» Article:
________________________

It’s spring in my native Texas. Actually, this year, spring showed up two months ago and it’s already hit the eighty-degree mark in my neck of the woods. We have short sweet cotton-candy springs, interminable oven-hot summers, nostalgia tepid autumns and a single sharp snap of winter. 

But right now, it’s spring. The peach trees are flush with delicate pink blooms. Yellow daffodils push up from the brown earth. Bluebonnets propagate across my lawn along with dandelions and clover. Bees buzz. Crane flies float. Thin mosquitoes hunt for blood. Redbirds shower in the fountain, flipping their wet heads like shampoo models, proud in their scarlet glory. Mockingbirds call from the lavender crepe myrtle, trilling their cache of stolen songs until long after midnight. Mama and Papa Buzzard build a nest in the elm tree.

I step outside and breath deep the scent of hyacinth and trumpet vines that smell like Bit-o-Honey.  My Aussie shepherds tussle, showing out for me. Buff Orpington hens chase bugs in the flowerbeds. Angus cattle graze in the field behind my house, their chewing rhythmly hypnotic. A dual axel pickup truck, known around here as a dually, pulling a gooseneck horse trailer rumbles by on the road. The cowboy behind the wheel smiles and waves. I wave back.

This is home.

________________________

» Supplied data:
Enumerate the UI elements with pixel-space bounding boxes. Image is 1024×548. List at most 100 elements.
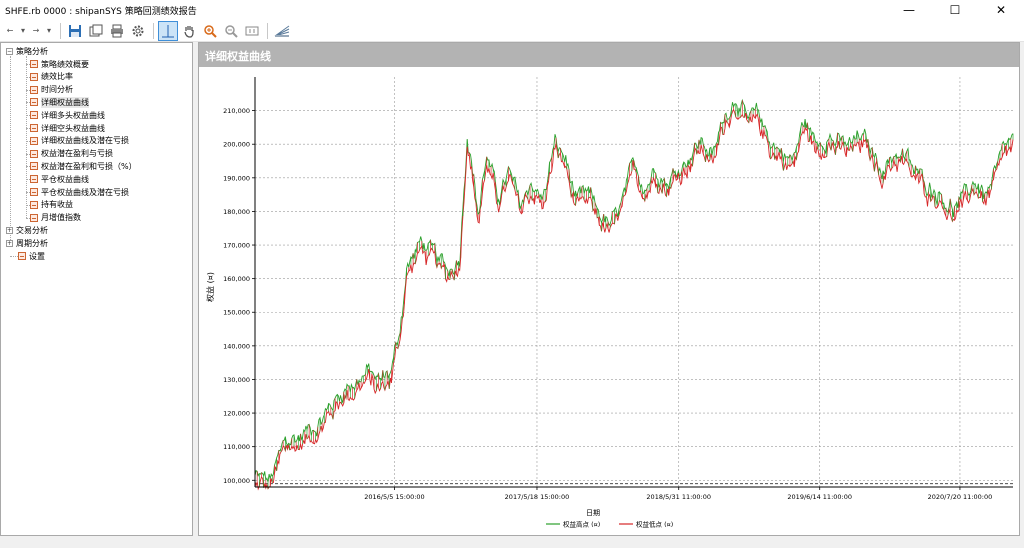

________________________

» Work instructions:
**A)** Answer these about the Texas spring passage:
(i) What color are the blooms on the peach trees?
(ii) Where do the redbirds shower?
(iii) What is a dual axel pickup truck called around there?
**B)** Please transcribe the Texas spring passage, beginning at the words "But right now, it’s" and stopping after "the elm tree.".
The material plays no part here.

» Worked answers:
**A)**
(i) Delicate pink
(ii) In the fountain
(iii) A dually

**B)**
But right now, it’s spring. The peach trees are flush with delicate pink blooms. Yellow daffodils push up from the brown earth. Bluebonnets propagate across my lawn along with dandelions and clover. Bees buzz. Crane flies float. Thin mosquitoes hunt for blood. Redbirds shower in the fountain, flipping their wet heads like shampoo models, proud in their scarlet glory. Mockingbirds call from the lavender crepe myrtle, trilling their cache of stolen songs until long after midnight. Mama and Papa Buzzard build a nest in the elm tree.